• Your task: Repeat the lines below exactly as they appear, but leave out the images.

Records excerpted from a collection
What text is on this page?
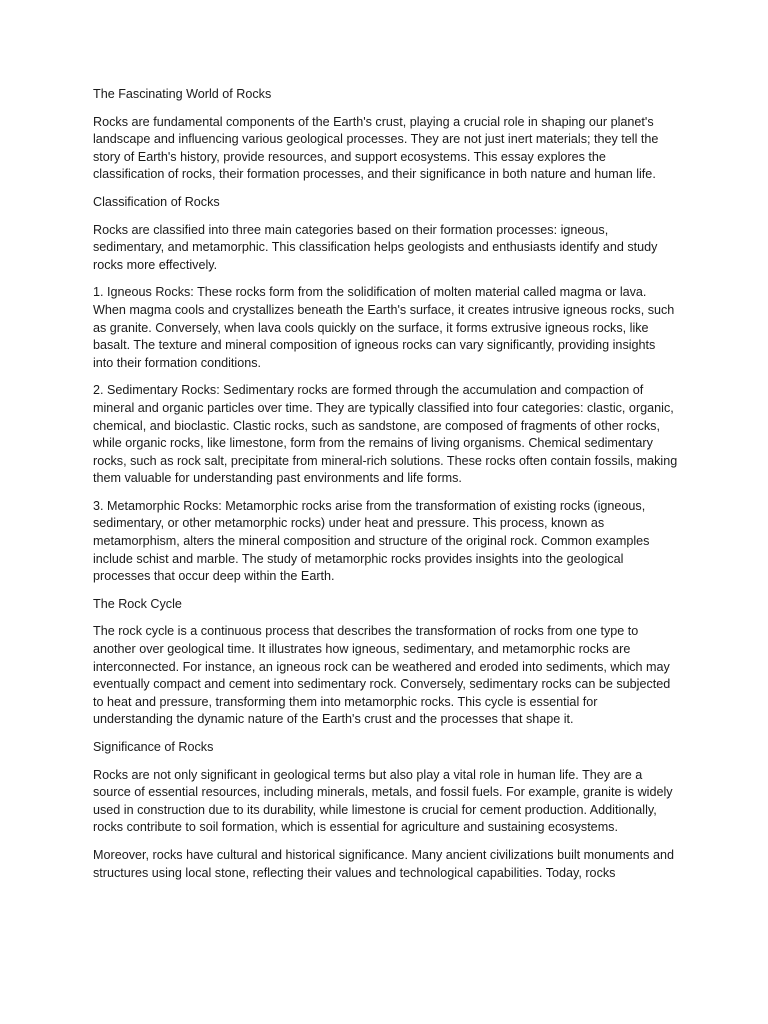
The Fascinating World of Rocks

Rocks are fundamental components of the Earth's crust, playing a crucial role in shaping our planet's landscape and influencing various geological processes. They are not just inert materials; they tell the story of Earth's history, provide resources, and support ecosystems. This essay explores the classification of rocks, their formation processes, and their significance in both nature and human life.

Classification of Rocks

Rocks are classified into three main categories based on their formation processes: igneous, sedimentary, and metamorphic. This classification helps geologists and enthusiasts identify and study rocks more effectively.

1. Igneous Rocks: These rocks form from the solidification of molten material called magma or lava. When magma cools and crystallizes beneath the Earth's surface, it creates intrusive igneous rocks, such as granite. Conversely, when lava cools quickly on the surface, it forms extrusive igneous rocks, like basalt. The texture and mineral composition of igneous rocks can vary significantly, providing insights into their formation conditions.

2. Sedimentary Rocks: Sedimentary rocks are formed through the accumulation and compaction of mineral and organic particles over time. They are typically classified into four categories: clastic, organic, chemical, and bioclastic. Clastic rocks, such as sandstone, are composed of fragments of other rocks, while organic rocks, like limestone, form from the remains of living organisms. Chemical sedimentary rocks, such as rock salt, precipitate from mineral-rich solutions. These rocks often contain fossils, making them valuable for understanding past environments and life forms.

3. Metamorphic Rocks: Metamorphic rocks arise from the transformation of existing rocks (igneous, sedimentary, or other metamorphic rocks) under heat and pressure. This process, known as metamorphism, alters the mineral composition and structure of the original rock. Common examples include schist and marble. The study of metamorphic rocks provides insights into the geological processes that occur deep within the Earth.

The Rock Cycle

The rock cycle is a continuous process that describes the transformation of rocks from one type to another over geological time. It illustrates how igneous, sedimentary, and metamorphic rocks are interconnected. For instance, an igneous rock can be weathered and eroded into sediments, which may eventually compact and cement into sedimentary rock. Conversely, sedimentary rocks can be subjected to heat and pressure, transforming them into metamorphic rocks. This cycle is essential for understanding the dynamic nature of the Earth's crust and the processes that shape it.

Significance of Rocks

Rocks are not only significant in geological terms but also play a vital role in human life. They are a source of essential resources, including minerals, metals, and fossil fuels. For example, granite is widely used in construction due to its durability, while limestone is crucial for cement production. Additionally, rocks contribute to soil formation, which is essential for agriculture and sustaining ecosystems.

Moreover, rocks have cultural and historical significance. Many ancient civilizations built monuments and structures using local stone, reflecting their values and technological capabilities. Today, rocks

• Finished answer:
What text is on this page?
The Fascinating World of Rocks

Rocks are fundamental components of the Earth's crust, playing a crucial role in shaping our planet's landscape and influencing various geological processes. They are not just inert materials; they tell the story of Earth's history, provide resources, and support ecosystems. This essay explores the classification of rocks, their formation processes, and their significance in both nature and human life.

Classification of Rocks

Rocks are classified into three main categories based on their formation processes: igneous, sedimentary, and metamorphic. This classification helps geologists and enthusiasts identify and study rocks more effectively.

1. Igneous Rocks: These rocks form from the solidification of molten material called magma or lava. When magma cools and crystallizes beneath the Earth's surface, it creates intrusive igneous rocks, such as granite. Conversely, when lava cools quickly on the surface, it forms extrusive igneous rocks, like basalt. The texture and mineral composition of igneous rocks can vary significantly, providing insights into their formation conditions.

2. Sedimentary Rocks: Sedimentary rocks are formed through the accumulation and compaction of mineral and organic particles over time. They are typically classified into four categories: clastic, organic, chemical, and bioclastic. Clastic rocks, such as sandstone, are composed of fragments of other rocks, while organic rocks, like limestone, form from the remains of living organisms. Chemical sedimentary rocks, such as rock salt, precipitate from mineral-rich solutions. These rocks often contain fossils, making them valuable for understanding past environments and life forms.

3. Metamorphic Rocks: Metamorphic rocks arise from the transformation of existing rocks (igneous, sedimentary, or other metamorphic rocks) under heat and pressure. This process, known as metamorphism, alters the mineral composition and structure of the original rock. Common examples include schist and marble. The study of metamorphic rocks provides insights into the geological processes that occur deep within the Earth.

The Rock Cycle

The rock cycle is a continuous process that describes the transformation of rocks from one type to another over geological time. It illustrates how igneous, sedimentary, and metamorphic rocks are interconnected. For instance, an igneous rock can be weathered and eroded into sediments, which may eventually compact and cement into sedimentary rock. Conversely, sedimentary rocks can be subjected to heat and pressure, transforming them into metamorphic rocks. This cycle is essential for understanding the dynamic nature of the Earth's crust and the processes that shape it.

Significance of Rocks

Rocks are not only significant in geological terms but also play a vital role in human life. They are a source of essential resources, including minerals, metals, and fossil fuels. For example, granite is widely used in construction due to its durability, while limestone is crucial for cement production. Additionally, rocks contribute to soil formation, which is essential for agriculture and sustaining ecosystems.

Moreover, rocks have cultural and historical significance. Many ancient civilizations built monuments and structures using local stone, reflecting their values and technological capabilities. Today, rocks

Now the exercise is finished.